-- SOURCE DOCUMENT follows --

The newborn in the case study presented wirh symptoms and signs in compliance with PH, although she had no severe lung diseases or a structural cardiovascular system. She had a noncardiac cause of PH secondary to the extracardiac shunting from arteriovenous malformations in the liver. Hepatic tumors among pediatric patients are a rare, accounting for only 2% − 3% of all pediatric solid tumors[5]. Infantile hepatic hemangioma(IHH) is the most common hepatic tumor occurring in infancy. CHH is a rare condition. The precise incidence is unknown, but it likely occurs in less than 1% of all infants[6]. The mean age of onset of PH due to congenital arteriovenous malformations in the liver was reported to be 4–5 years of age; nevertheless, both could be discovered during the neonatal and early infantile periods[7]. Furthermore, the shunt vessel size in CHH did not correlate with the emergence of PH [8, 9]. . The mortality rate of PH caused by CHH is approximately 40–50% in utero and generally reaches its peak size before or at birth. Newborns may present with thrombocytopenia, hypofibrinogenemia, intratumoral bleeding, and anemia after birth[10]. Meanwhile, CHH can act as an arteriovenous fistula causing life-threatening high-output cardiac failure and respiratory distress. Smilarity, our patient had symptoms characteristic of PH, tachypnea, and cardiomegaly after birth. Liver ultrasonography is the most often performed initial diagnostic test for the radiologic diagnosis of CHH, but MRI and CT are the modalities of choice for radiologic confirmation of CHH. The patient’s diagnosis was confirmed using a combination of a ultrasonography and CT scan(Figs. 1 and 2, respectively).

There are diverse medical treatments for liver hemangiomas, including follow-up observation, medical, endovascular, surgical, and a combination of these therapies. The therapy chosen mostly relies on the clinical condition and the experience of the treatment center. In patients with or no mild symptoms, close follow-up observation may be appropriate. CHH is a high-flow vascular tumor that can cause PH and cardiac failure. Therefore, symptomatic CHH requires aggressive treatment. Surgery has been advocated when follow-up observations and medical therapies are insufficient. Invasive interventions, including surgical resection and embolization, are all available method modalities that can enhance overall prognosis.

-- SOURCE DOCUMENT concluded --

# REQUIREMENT:
Using the passage on liver hemangiomas, decide whether each of these statements agrees with it. Answer yes or no for each, and quote the words of the passage that settle the question. 1. Infantile hepatic hemangioma is the most common hepatic tumor in infancy. 2. The size of the shunt vessel in CHH correlated with the emergence of PH. 3. Liver ultrasonography is the modality of choice for radiologic confirmation of CHH.

-- LISTED RECORDS follows --

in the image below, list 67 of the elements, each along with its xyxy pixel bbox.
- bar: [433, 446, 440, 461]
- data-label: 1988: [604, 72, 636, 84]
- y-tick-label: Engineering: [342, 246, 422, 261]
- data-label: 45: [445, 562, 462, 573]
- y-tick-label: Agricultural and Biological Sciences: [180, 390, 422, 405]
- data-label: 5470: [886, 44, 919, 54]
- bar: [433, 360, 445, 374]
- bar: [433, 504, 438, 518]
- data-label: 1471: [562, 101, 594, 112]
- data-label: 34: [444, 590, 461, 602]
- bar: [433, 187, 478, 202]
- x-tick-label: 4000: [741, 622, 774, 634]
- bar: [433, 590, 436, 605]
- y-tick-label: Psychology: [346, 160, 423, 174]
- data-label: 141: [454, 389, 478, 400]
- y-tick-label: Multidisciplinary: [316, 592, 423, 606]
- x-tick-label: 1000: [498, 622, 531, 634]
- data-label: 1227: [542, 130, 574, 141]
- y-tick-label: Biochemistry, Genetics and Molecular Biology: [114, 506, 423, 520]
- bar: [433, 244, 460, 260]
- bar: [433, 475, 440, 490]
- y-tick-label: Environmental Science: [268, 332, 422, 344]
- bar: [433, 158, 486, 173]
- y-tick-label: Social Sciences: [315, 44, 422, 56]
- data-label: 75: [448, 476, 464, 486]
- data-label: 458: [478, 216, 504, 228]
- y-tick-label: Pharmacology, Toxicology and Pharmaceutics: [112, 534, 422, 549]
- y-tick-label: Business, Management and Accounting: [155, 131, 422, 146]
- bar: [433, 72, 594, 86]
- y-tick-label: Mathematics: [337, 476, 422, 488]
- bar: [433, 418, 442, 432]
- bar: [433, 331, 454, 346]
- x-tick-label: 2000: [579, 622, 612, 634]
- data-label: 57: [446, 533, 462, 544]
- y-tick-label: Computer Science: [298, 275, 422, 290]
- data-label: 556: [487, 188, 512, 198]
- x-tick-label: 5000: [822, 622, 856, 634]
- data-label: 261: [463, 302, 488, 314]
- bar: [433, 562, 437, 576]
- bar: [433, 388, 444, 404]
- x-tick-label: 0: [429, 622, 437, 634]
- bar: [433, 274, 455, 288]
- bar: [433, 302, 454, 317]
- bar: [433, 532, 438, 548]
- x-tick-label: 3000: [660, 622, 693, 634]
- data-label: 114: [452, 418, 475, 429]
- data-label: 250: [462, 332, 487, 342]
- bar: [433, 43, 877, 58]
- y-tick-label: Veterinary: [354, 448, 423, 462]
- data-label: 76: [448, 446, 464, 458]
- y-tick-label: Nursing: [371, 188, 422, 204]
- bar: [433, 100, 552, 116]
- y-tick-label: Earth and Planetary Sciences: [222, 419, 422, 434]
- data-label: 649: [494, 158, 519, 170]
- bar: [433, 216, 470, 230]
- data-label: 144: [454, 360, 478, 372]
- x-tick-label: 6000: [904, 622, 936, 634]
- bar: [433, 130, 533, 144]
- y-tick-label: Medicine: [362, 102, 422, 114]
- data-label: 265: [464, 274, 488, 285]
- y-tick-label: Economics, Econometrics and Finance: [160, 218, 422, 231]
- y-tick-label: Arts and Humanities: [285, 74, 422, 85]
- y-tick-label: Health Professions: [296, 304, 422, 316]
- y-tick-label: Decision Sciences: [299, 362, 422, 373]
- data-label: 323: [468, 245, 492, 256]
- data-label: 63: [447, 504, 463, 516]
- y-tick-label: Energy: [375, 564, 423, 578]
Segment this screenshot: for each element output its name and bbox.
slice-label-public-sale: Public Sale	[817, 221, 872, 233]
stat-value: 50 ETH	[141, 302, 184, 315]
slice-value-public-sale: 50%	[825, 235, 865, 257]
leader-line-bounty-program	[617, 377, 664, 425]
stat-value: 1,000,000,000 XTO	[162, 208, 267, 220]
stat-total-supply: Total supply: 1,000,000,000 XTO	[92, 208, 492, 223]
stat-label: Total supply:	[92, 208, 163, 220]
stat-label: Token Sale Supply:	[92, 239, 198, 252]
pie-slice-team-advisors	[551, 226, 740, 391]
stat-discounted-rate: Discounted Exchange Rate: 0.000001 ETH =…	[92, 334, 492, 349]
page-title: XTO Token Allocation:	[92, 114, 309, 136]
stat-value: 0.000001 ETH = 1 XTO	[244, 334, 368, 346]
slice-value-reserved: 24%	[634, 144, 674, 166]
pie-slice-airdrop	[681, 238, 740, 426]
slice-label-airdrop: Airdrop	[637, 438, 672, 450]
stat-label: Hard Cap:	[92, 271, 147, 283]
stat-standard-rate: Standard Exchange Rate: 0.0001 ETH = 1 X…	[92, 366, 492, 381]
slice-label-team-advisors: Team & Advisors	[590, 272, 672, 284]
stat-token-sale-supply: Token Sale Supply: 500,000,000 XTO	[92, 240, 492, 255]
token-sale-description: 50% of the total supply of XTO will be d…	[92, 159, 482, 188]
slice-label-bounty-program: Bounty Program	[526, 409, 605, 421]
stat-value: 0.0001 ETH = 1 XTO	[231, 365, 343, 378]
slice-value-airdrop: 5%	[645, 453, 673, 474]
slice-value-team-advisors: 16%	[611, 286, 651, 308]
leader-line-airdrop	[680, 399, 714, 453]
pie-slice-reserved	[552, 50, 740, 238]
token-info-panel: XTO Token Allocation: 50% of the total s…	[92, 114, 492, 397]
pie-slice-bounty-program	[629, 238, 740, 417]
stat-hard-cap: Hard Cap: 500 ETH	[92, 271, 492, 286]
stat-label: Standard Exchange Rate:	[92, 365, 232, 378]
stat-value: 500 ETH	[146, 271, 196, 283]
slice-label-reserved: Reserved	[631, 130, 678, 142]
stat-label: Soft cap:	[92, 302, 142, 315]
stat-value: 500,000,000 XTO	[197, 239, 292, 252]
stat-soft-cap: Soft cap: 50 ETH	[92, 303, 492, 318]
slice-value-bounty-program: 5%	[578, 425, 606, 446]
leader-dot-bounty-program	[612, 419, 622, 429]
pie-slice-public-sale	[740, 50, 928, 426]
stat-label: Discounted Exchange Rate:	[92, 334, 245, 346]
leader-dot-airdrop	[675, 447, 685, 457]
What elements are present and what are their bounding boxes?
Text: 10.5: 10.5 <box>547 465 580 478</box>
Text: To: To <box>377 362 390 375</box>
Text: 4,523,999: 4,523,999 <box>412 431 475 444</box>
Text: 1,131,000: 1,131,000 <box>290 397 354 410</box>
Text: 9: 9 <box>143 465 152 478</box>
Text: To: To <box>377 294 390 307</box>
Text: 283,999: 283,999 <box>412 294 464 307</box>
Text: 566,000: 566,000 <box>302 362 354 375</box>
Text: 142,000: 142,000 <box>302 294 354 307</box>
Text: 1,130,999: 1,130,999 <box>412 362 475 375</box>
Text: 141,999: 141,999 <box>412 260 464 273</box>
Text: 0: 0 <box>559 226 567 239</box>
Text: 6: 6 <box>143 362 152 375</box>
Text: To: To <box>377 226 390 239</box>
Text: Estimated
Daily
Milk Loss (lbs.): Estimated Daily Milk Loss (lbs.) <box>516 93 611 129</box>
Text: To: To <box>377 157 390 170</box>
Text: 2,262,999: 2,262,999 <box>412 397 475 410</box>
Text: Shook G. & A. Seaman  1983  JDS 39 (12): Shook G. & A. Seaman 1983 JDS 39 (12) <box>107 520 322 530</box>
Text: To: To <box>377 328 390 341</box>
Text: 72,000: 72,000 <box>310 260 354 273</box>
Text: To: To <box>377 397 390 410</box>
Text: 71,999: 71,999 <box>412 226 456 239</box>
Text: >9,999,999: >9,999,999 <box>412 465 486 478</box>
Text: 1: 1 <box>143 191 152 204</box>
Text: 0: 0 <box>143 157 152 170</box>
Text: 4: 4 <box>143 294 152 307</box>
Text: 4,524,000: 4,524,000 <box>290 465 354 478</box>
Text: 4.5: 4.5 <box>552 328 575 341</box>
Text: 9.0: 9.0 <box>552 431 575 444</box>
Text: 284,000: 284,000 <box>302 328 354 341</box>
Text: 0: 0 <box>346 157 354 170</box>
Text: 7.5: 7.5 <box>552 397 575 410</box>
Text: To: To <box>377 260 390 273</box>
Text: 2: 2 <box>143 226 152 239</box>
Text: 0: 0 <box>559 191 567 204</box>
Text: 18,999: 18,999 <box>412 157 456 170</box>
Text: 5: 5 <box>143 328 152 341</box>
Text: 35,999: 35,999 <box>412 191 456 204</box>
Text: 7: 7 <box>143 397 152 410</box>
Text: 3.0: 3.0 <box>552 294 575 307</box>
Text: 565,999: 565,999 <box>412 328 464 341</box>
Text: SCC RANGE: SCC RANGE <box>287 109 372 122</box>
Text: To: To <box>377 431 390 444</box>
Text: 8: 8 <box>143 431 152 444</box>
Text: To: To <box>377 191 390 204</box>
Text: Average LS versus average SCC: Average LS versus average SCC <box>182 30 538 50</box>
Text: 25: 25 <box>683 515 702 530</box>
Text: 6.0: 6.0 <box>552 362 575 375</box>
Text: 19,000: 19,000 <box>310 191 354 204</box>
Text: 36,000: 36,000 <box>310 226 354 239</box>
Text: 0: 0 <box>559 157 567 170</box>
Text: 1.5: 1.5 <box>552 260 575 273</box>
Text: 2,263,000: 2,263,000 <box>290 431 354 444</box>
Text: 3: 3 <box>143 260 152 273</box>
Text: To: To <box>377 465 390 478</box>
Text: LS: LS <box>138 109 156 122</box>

-- LISTED RECORDS concluded --

# TASK ANSWER:
1. Yes: "Infantile hepatic hemangioma(IHH) is the most common hepatic tumor occurring in infancy."
2. No: "the shunt vessel size in CHH did not correlate with the emergence of PH"
3. No: "MRI and CT are the modalities of choice for radiologic confirmation of CHH"